Element boundary records:
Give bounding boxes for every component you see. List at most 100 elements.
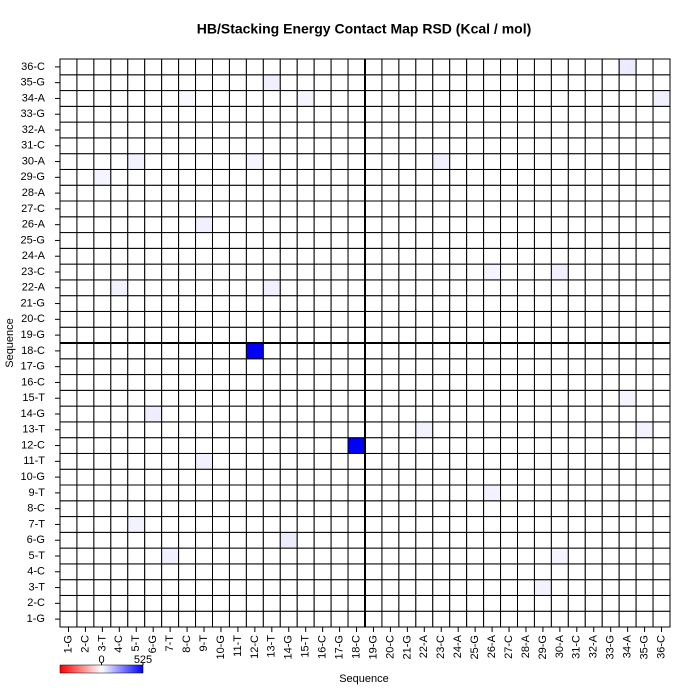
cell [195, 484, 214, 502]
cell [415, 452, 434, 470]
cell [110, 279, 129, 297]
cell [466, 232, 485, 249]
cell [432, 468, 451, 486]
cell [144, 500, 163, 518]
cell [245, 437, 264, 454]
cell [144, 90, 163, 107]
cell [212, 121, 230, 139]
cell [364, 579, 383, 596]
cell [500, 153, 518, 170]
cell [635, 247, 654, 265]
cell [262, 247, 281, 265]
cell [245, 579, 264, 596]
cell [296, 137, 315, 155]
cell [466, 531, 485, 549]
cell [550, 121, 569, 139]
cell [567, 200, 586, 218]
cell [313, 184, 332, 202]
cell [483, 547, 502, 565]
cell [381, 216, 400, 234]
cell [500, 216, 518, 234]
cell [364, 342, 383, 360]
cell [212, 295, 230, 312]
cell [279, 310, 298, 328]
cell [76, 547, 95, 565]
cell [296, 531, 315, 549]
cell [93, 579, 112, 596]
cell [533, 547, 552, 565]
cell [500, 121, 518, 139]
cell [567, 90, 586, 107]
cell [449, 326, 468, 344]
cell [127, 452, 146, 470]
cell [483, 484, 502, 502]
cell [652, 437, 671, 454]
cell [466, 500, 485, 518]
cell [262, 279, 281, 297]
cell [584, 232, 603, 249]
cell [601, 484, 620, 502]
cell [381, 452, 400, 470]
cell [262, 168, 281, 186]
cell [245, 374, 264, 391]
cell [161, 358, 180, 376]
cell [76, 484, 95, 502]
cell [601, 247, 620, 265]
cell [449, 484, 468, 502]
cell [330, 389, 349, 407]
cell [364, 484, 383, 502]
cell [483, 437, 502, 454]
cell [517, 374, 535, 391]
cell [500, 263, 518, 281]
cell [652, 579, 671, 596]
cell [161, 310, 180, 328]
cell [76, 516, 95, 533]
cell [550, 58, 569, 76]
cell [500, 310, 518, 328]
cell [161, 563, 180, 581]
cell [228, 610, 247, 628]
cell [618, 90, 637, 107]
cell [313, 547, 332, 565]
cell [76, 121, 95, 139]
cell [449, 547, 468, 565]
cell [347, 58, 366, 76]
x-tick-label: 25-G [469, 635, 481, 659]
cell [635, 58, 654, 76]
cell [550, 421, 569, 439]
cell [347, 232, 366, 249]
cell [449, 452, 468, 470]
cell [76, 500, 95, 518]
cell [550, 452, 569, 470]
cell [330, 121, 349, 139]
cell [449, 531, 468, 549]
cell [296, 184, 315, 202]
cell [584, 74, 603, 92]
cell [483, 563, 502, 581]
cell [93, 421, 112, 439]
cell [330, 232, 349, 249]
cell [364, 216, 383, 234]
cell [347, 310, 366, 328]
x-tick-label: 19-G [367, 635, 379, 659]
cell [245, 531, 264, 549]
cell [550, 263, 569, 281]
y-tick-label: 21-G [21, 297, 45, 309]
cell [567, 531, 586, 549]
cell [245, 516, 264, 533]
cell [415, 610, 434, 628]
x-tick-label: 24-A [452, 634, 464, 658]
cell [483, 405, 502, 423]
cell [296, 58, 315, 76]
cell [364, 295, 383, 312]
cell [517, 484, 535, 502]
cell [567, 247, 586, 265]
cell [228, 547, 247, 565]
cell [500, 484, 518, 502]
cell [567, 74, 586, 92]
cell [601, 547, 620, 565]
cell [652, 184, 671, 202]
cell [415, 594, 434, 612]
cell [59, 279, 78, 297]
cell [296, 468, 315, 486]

Written task: Copy every row above character for character, without the picture.

Finished task:
Give bounding boxes for every component you see. List at most 100 elements.
cell [195, 484, 214, 502]
cell [415, 452, 434, 470]
cell [110, 279, 129, 297]
cell [466, 232, 485, 249]
cell [432, 468, 451, 486]
cell [144, 500, 163, 518]
cell [245, 437, 264, 454]
cell [144, 90, 163, 107]
cell [212, 121, 230, 139]
cell [364, 579, 383, 596]
cell [500, 153, 518, 170]
cell [635, 247, 654, 265]
cell [262, 247, 281, 265]
cell [245, 579, 264, 596]
cell [296, 137, 315, 155]
cell [466, 531, 485, 549]
cell [550, 121, 569, 139]
cell [567, 200, 586, 218]
cell [313, 184, 332, 202]
cell [483, 547, 502, 565]
cell [381, 216, 400, 234]
cell [500, 216, 518, 234]
cell [364, 342, 383, 360]
cell [212, 295, 230, 312]
cell [279, 310, 298, 328]
cell [76, 547, 95, 565]
cell [296, 531, 315, 549]
cell [93, 579, 112, 596]
cell [533, 547, 552, 565]
cell [500, 121, 518, 139]
cell [567, 90, 586, 107]
cell [449, 326, 468, 344]
cell [127, 452, 146, 470]
cell [483, 484, 502, 502]
cell [652, 437, 671, 454]
cell [466, 500, 485, 518]
cell [262, 279, 281, 297]
cell [584, 232, 603, 249]
cell [601, 484, 620, 502]
cell [381, 452, 400, 470]
cell [262, 168, 281, 186]
cell [245, 374, 264, 391]
cell [161, 358, 180, 376]
cell [76, 484, 95, 502]
cell [601, 247, 620, 265]
cell [449, 484, 468, 502]
cell [330, 389, 349, 407]
cell [364, 484, 383, 502]
cell [483, 437, 502, 454]
cell [517, 374, 535, 391]
cell [500, 263, 518, 281]
cell [652, 579, 671, 596]
cell [161, 310, 180, 328]
cell [76, 516, 95, 533]
cell [550, 58, 569, 76]
cell [500, 310, 518, 328]
cell [161, 563, 180, 581]
cell [228, 610, 247, 628]
cell [618, 90, 637, 107]
cell [313, 547, 332, 565]
cell [76, 121, 95, 139]
cell [449, 547, 468, 565]
cell [347, 58, 366, 76]
x-tick-label: 25-G [469, 635, 481, 659]
cell [635, 58, 654, 76]
cell [550, 421, 569, 439]
cell [347, 232, 366, 249]
cell [449, 452, 468, 470]
cell [76, 500, 95, 518]
cell [550, 452, 569, 470]
cell [330, 121, 349, 139]
cell [449, 531, 468, 549]
cell [296, 184, 315, 202]
cell [584, 74, 603, 92]
cell [483, 563, 502, 581]
cell [93, 421, 112, 439]
cell [330, 232, 349, 249]
cell [364, 216, 383, 234]
cell [347, 310, 366, 328]
x-tick-label: 19-G [367, 635, 379, 659]
cell [245, 531, 264, 549]
cell [550, 263, 569, 281]
y-tick-label: 21-G [21, 297, 45, 309]
cell [567, 531, 586, 549]
cell [245, 516, 264, 533]
cell [415, 610, 434, 628]
x-tick-label: 24-A [452, 634, 464, 658]
cell [483, 405, 502, 423]
cell [296, 58, 315, 76]
cell [364, 295, 383, 312]
cell [517, 484, 535, 502]
cell [567, 247, 586, 265]
cell [228, 547, 247, 565]
cell [500, 484, 518, 502]
cell [567, 74, 586, 92]
cell [601, 547, 620, 565]
cell [652, 184, 671, 202]
cell [415, 594, 434, 612]
cell [59, 279, 78, 297]
cell [296, 468, 315, 486]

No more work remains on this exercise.